Start ENTRIES

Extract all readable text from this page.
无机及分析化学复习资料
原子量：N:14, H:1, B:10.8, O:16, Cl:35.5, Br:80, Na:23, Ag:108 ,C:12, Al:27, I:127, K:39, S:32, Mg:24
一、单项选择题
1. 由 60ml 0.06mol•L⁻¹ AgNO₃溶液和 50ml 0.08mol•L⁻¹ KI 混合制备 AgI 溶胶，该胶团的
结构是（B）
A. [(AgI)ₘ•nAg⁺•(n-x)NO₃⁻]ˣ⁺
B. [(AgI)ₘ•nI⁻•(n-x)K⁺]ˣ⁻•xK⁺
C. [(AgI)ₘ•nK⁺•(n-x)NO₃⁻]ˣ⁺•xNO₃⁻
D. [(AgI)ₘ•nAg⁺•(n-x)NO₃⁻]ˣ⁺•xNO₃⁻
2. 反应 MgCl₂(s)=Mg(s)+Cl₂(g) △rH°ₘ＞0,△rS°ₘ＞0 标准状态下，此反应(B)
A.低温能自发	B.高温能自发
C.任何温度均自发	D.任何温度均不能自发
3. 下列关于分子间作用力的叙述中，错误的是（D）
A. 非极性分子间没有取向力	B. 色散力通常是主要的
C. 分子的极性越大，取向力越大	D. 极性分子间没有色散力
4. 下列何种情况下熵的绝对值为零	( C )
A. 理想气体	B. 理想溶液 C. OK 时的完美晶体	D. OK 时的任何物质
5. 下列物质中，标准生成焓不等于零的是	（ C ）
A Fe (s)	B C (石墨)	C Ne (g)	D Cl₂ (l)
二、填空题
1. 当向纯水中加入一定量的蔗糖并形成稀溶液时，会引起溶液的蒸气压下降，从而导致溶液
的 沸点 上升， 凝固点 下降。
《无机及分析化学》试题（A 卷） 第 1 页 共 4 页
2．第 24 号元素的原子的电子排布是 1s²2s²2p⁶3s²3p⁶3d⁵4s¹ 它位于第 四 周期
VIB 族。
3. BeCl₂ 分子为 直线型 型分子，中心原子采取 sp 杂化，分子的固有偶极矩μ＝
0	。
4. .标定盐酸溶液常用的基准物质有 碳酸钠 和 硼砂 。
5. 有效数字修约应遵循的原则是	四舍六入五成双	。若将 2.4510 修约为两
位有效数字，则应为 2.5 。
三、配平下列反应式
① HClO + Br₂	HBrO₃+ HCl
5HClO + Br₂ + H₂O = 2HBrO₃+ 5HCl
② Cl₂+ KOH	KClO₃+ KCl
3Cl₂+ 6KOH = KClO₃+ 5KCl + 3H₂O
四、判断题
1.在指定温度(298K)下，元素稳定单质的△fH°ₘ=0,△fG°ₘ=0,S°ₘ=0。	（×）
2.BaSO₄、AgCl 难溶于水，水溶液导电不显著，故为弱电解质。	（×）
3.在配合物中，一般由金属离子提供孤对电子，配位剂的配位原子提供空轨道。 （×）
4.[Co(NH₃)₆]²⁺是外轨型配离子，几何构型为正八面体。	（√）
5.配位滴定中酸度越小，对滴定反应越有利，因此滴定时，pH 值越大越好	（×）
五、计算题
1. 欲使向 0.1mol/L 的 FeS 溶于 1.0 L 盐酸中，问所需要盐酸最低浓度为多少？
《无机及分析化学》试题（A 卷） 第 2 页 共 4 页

End ENTRIES
Start ENTRIES

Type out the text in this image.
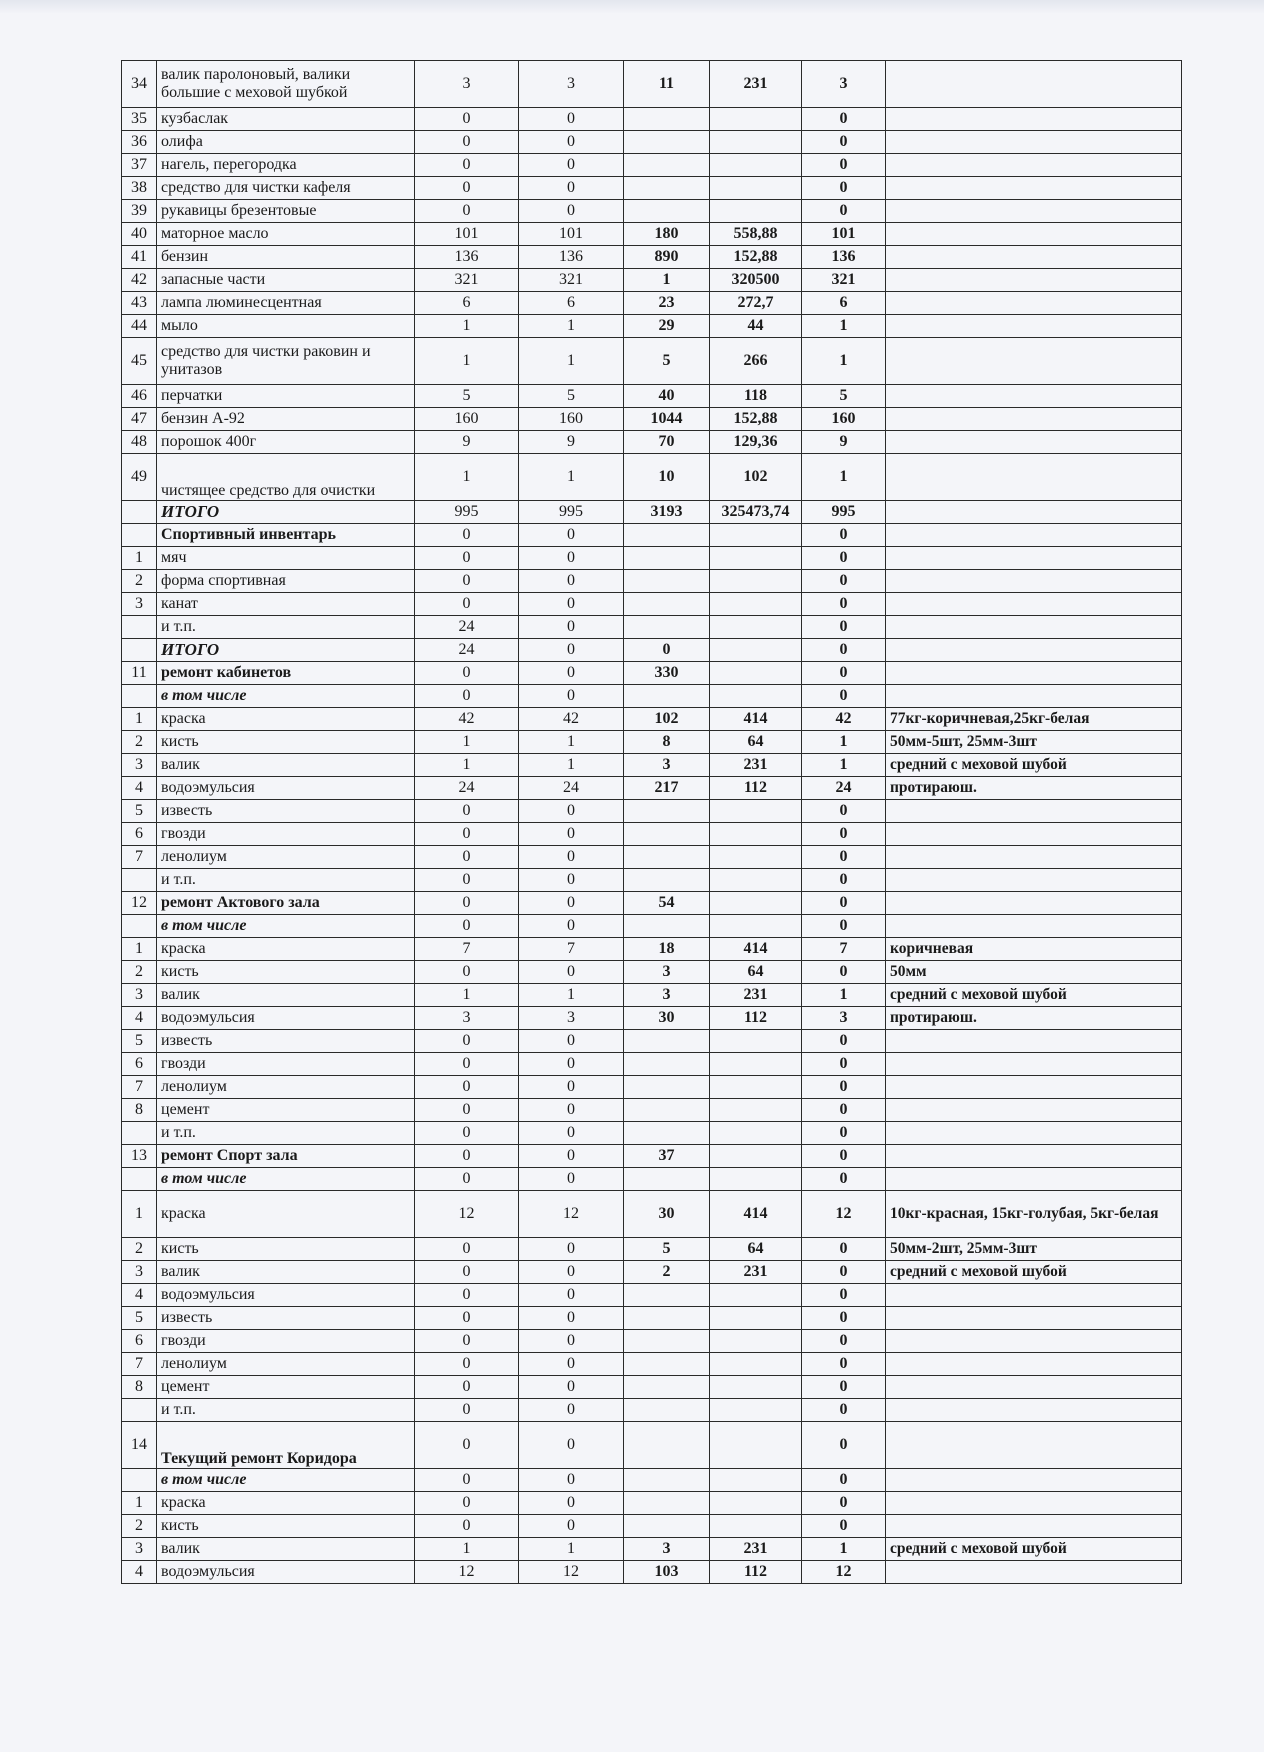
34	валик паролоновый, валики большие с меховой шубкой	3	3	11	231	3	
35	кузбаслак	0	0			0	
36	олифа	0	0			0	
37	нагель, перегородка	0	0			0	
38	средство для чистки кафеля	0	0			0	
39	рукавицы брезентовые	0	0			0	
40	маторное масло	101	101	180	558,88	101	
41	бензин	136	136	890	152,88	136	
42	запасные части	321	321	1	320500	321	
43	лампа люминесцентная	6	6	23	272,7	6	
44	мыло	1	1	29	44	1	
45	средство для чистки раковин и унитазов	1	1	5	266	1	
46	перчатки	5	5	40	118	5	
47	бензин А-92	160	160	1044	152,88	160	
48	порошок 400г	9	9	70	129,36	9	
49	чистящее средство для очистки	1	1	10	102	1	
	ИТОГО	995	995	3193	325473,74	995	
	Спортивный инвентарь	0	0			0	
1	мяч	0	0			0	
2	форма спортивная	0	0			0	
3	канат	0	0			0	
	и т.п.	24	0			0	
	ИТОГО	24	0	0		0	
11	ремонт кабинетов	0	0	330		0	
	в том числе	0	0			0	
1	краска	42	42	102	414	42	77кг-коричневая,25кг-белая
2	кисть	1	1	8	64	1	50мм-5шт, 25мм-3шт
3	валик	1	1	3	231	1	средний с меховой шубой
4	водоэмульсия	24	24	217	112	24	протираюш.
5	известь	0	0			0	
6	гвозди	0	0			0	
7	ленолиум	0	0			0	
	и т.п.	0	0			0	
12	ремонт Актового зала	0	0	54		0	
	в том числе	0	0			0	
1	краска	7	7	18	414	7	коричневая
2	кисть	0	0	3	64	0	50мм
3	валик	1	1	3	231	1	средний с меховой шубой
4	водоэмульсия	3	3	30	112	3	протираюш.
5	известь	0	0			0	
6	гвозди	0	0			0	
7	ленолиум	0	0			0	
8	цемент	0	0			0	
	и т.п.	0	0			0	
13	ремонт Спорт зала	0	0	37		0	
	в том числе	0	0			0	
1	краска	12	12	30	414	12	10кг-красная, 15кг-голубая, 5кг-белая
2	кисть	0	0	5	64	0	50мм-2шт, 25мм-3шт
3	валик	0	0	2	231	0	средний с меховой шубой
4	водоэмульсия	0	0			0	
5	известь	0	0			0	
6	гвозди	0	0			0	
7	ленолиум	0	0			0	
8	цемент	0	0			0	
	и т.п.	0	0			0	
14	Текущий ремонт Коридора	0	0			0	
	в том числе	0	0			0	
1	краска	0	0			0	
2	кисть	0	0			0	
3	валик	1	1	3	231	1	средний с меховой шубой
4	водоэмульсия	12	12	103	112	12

End ENTRIES
Start ENTRIES

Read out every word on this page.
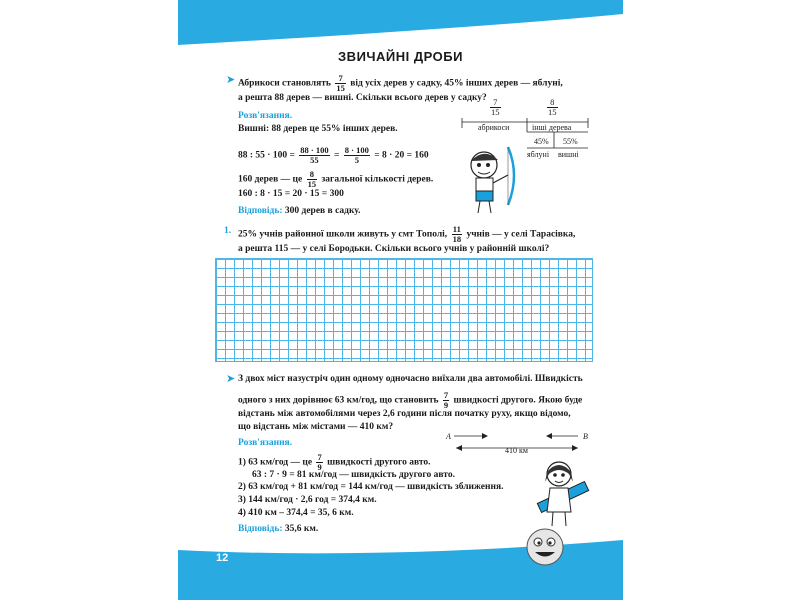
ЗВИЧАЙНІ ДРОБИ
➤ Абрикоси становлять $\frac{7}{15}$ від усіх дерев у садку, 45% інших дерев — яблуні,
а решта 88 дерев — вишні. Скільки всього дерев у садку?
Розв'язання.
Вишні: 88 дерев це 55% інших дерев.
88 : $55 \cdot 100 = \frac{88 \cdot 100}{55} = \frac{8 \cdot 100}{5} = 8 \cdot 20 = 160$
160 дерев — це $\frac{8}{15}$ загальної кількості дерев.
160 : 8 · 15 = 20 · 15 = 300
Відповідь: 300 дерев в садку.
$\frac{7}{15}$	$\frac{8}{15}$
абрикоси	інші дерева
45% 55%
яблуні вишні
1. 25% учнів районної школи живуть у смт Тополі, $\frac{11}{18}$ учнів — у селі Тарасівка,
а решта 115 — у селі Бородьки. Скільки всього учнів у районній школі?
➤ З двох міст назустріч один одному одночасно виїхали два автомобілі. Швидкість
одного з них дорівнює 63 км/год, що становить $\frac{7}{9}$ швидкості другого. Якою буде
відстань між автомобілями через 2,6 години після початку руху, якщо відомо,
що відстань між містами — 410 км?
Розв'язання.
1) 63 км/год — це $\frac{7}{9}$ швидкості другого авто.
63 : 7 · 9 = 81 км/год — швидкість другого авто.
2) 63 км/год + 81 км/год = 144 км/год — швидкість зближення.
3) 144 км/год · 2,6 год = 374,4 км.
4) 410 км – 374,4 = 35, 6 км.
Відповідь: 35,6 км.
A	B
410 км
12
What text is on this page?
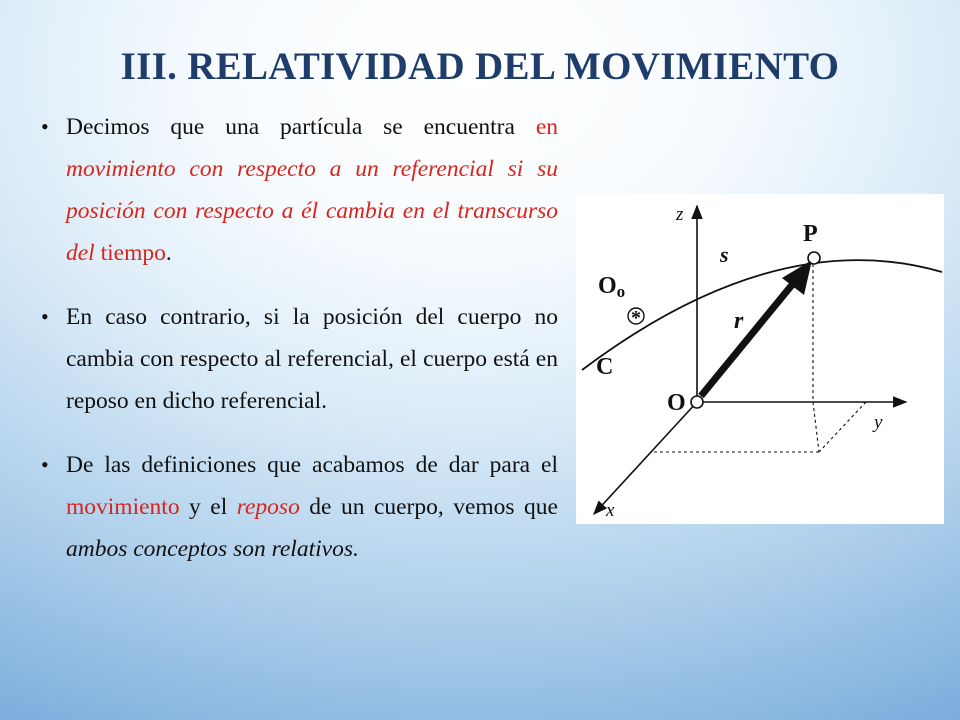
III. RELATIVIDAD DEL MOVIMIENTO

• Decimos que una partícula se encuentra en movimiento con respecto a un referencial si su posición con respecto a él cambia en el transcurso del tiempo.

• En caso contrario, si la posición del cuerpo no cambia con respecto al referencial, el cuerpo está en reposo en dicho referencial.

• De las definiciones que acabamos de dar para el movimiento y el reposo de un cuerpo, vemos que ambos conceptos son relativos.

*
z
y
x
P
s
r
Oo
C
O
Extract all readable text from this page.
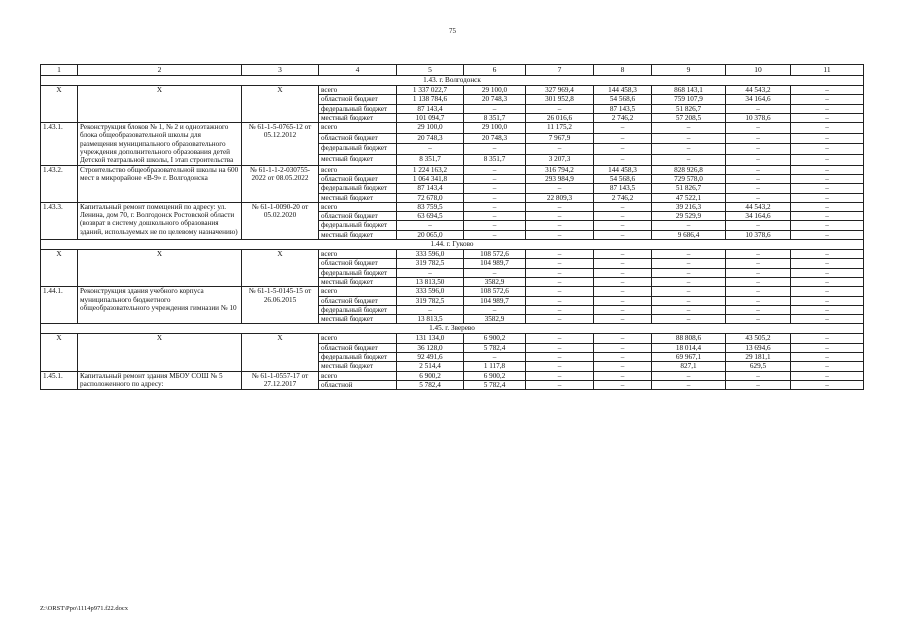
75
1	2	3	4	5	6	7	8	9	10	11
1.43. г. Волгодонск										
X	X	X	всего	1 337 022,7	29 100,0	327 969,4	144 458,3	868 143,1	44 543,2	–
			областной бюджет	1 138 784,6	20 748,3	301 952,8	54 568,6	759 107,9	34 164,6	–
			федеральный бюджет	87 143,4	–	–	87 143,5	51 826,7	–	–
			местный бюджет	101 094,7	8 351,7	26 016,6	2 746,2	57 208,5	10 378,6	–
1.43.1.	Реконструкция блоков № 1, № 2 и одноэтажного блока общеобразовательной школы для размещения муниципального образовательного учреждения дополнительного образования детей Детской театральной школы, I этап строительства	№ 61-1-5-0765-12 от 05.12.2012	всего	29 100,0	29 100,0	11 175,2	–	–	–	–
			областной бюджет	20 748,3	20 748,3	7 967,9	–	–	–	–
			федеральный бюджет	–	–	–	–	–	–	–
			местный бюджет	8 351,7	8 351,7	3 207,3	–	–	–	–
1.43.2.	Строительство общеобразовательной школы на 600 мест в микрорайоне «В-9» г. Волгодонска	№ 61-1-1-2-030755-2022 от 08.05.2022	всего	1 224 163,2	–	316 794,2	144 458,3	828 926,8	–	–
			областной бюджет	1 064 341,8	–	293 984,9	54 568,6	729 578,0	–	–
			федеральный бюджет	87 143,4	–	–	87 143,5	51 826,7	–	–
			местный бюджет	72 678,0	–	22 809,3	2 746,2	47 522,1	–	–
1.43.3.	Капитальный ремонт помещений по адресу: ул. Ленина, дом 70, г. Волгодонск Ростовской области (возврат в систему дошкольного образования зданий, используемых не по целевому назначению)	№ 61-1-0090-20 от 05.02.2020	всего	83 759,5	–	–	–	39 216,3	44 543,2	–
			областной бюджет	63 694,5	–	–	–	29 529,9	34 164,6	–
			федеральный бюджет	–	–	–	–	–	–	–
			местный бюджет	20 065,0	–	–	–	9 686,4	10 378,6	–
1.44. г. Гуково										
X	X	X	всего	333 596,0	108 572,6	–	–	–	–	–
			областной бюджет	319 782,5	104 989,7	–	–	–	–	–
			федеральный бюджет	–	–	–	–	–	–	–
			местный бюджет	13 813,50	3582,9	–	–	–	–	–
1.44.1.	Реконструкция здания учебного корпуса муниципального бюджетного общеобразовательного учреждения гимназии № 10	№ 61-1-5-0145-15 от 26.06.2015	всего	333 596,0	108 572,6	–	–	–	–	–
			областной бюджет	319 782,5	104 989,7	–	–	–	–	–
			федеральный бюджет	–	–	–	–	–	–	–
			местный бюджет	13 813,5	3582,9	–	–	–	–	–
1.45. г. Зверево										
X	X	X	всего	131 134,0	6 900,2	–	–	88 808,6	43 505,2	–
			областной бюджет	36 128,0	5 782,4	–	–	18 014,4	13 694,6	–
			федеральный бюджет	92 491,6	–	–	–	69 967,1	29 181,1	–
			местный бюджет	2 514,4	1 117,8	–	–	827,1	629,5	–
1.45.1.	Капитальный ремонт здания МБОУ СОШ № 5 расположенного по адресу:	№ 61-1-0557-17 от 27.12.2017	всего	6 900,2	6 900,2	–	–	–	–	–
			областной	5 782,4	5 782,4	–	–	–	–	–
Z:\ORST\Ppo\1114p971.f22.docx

End ENTRIES

### AIM:
List the lines of the entries that include "учреждения".

### FINISHED TASK:
1.43.1.	Реконструкция блоков № 1, № 2 и одноэтажного блока общеобразовательной школы для размещения муниципального образовательного учреждения дополнительного образования детей Детской театральной школы, I этап строительства	№ 61-1-5-0765-12 от 05.12.2012	всего	29 100,0	29 100,0	11 175,2	–	–	–	–
1.44.1.	Реконструкция здания учебного корпуса муниципального бюджетного общеобразовательного учреждения гимназии № 10	№ 61-1-5-0145-15 от 26.06.2015	всего	333 596,0	108 572,6	–	–	–	–	–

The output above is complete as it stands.